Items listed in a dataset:
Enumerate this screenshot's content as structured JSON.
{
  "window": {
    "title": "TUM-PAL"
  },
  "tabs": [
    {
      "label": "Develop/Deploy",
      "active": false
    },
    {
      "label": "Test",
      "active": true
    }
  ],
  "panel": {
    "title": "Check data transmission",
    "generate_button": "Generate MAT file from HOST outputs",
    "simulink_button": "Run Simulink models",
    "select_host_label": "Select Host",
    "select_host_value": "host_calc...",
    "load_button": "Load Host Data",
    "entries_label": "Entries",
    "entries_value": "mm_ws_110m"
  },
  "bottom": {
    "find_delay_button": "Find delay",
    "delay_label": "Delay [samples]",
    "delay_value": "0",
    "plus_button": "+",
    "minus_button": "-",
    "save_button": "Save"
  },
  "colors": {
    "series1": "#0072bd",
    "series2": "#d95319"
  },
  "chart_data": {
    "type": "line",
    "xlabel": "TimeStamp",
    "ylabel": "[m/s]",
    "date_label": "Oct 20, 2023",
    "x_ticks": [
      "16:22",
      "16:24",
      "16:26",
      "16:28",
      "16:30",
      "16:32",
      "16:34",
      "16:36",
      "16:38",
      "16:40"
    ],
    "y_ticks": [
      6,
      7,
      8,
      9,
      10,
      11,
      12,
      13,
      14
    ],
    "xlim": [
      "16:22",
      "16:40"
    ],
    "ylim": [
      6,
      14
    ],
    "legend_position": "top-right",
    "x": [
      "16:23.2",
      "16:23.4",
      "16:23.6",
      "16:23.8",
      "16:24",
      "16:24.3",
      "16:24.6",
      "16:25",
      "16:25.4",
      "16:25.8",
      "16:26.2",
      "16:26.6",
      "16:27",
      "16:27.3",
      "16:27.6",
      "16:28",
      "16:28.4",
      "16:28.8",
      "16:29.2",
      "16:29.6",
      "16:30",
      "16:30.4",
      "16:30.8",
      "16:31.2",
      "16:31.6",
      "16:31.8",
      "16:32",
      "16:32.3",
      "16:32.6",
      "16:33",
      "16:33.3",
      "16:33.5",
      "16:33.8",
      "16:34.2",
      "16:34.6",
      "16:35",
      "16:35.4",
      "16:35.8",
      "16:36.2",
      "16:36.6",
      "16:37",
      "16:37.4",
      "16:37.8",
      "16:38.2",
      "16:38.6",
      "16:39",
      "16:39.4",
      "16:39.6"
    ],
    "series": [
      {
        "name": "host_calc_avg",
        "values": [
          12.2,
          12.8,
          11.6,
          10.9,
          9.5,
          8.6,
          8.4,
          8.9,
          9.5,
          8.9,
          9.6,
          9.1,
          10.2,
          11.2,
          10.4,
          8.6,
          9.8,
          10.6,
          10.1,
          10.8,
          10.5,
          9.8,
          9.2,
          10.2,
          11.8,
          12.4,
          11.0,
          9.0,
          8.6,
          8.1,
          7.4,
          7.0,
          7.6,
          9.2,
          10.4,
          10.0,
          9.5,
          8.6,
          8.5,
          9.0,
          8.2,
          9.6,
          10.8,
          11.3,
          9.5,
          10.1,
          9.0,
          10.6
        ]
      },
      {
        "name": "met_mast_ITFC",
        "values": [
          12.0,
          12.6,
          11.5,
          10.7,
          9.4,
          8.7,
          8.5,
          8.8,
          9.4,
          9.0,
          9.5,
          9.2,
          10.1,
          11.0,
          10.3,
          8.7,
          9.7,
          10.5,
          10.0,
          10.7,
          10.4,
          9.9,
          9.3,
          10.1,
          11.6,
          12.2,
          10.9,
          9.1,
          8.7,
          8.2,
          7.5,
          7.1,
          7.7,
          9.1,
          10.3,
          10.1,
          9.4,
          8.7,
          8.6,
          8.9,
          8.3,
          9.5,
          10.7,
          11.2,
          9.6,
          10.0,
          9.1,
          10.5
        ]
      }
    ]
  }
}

#### WORK TO DO:
Set down all of the entries exactly, please.

#### FINISHED EXERCISE:
Enumerate this screenshot's content as structured JSON.
{
  "window": {
    "title": "TUM-PAL"
  },
  "tabs": [
    {
      "label": "Develop/Deploy",
      "active": false
    },
    {
      "label": "Test",
      "active": true
    }
  ],
  "panel": {
    "title": "Check data transmission",
    "generate_button": "Generate MAT file from HOST outputs",
    "simulink_button": "Run Simulink models",
    "select_host_label": "Select Host",
    "select_host_value": "host_calc...",
    "load_button": "Load Host Data",
    "entries_label": "Entries",
    "entries_value": "mm_ws_110m"
  },
  "bottom": {
    "find_delay_button": "Find delay",
    "delay_label": "Delay [samples]",
    "delay_value": "0",
    "plus_button": "+",
    "minus_button": "-",
    "save_button": "Save"
  },
  "colors": {
    "series1": "#0072bd",
    "series2": "#d95319"
  },
  "chart_data": {
    "type": "line",
    "xlabel": "TimeStamp",
    "ylabel": "[m/s]",
    "date_label": "Oct 20, 2023",
    "x_ticks": [
      "16:22",
      "16:24",
      "16:26",
      "16:28",
      "16:30",
      "16:32",
      "16:34",
      "16:36",
      "16:38",
      "16:40"
    ],
    "y_ticks": [
      6,
      7,
      8,
      9,
      10,
      11,
      12,
      13,
      14
    ],
    "xlim": [
      "16:22",
      "16:40"
    ],
    "ylim": [
      6,
      14
    ],
    "legend_position": "top-right",
    "x": [
      "16:23.2",
      "16:23.4",
      "16:23.6",
      "16:23.8",
      "16:24",
      "16:24.3",
      "16:24.6",
      "16:25",
      "16:25.4",
      "16:25.8",
      "16:26.2",
      "16:26.6",
      "16:27",
      "16:27.3",
      "16:27.6",
      "16:28",
      "16:28.4",
      "16:28.8",
      "16:29.2",
      "16:29.6",
      "16:30",
      "16:30.4",
      "16:30.8",
      "16:31.2",
      "16:31.6",
      "16:31.8",
      "16:32",
      "16:32.3",
      "16:32.6",
      "16:33",
      "16:33.3",
      "16:33.5",
      "16:33.8",
      "16:34.2",
      "16:34.6",
      "16:35",
      "16:35.4",
      "16:35.8",
      "16:36.2",
      "16:36.6",
      "16:37",
      "16:37.4",
      "16:37.8",
      "16:38.2",
      "16:38.6",
      "16:39",
      "16:39.4",
      "16:39.6"
    ],
    "series": [
      {
        "name": "host_calc_avg",
        "values": [
          12.2,
          12.8,
          11.6,
          10.9,
          9.5,
          8.6,
          8.4,
          8.9,
          9.5,
          8.9,
          9.6,
          9.1,
          10.2,
          11.2,
          10.4,
          8.6,
          9.8,
          10.6,
          10.1,
          10.8,
          10.5,
          9.8,
          9.2,
          10.2,
          11.8,
          12.4,
          11.0,
          9.0,
          8.6,
          8.1,
          7.4,
          7.0,
          7.6,
          9.2,
          10.4,
          10.0,
          9.5,
          8.6,
          8.5,
          9.0,
          8.2,
          9.6,
          10.8,
          11.3,
          9.5,
          10.1,
          9.0,
          10.6
        ]
      },
      {
        "name": "met_mast_ITFC",
        "values": [
          12.0,
          12.6,
          11.5,
          10.7,
          9.4,
          8.7,
          8.5,
          8.8,
          9.4,
          9.0,
          9.5,
          9.2,
          10.1,
          11.0,
          10.3,
          8.7,
          9.7,
          10.5,
          10.0,
          10.7,
          10.4,
          9.9,
          9.3,
          10.1,
          11.6,
          12.2,
          10.9,
          9.1,
          8.7,
          8.2,
          7.5,
          7.1,
          7.7,
          9.1,
          10.3,
          10.1,
          9.4,
          8.7,
          8.6,
          8.9,
          8.3,
          9.5,
          10.7,
          11.2,
          9.6,
          10.0,
          9.1,
          10.5
        ]
      }
    ]
  }
}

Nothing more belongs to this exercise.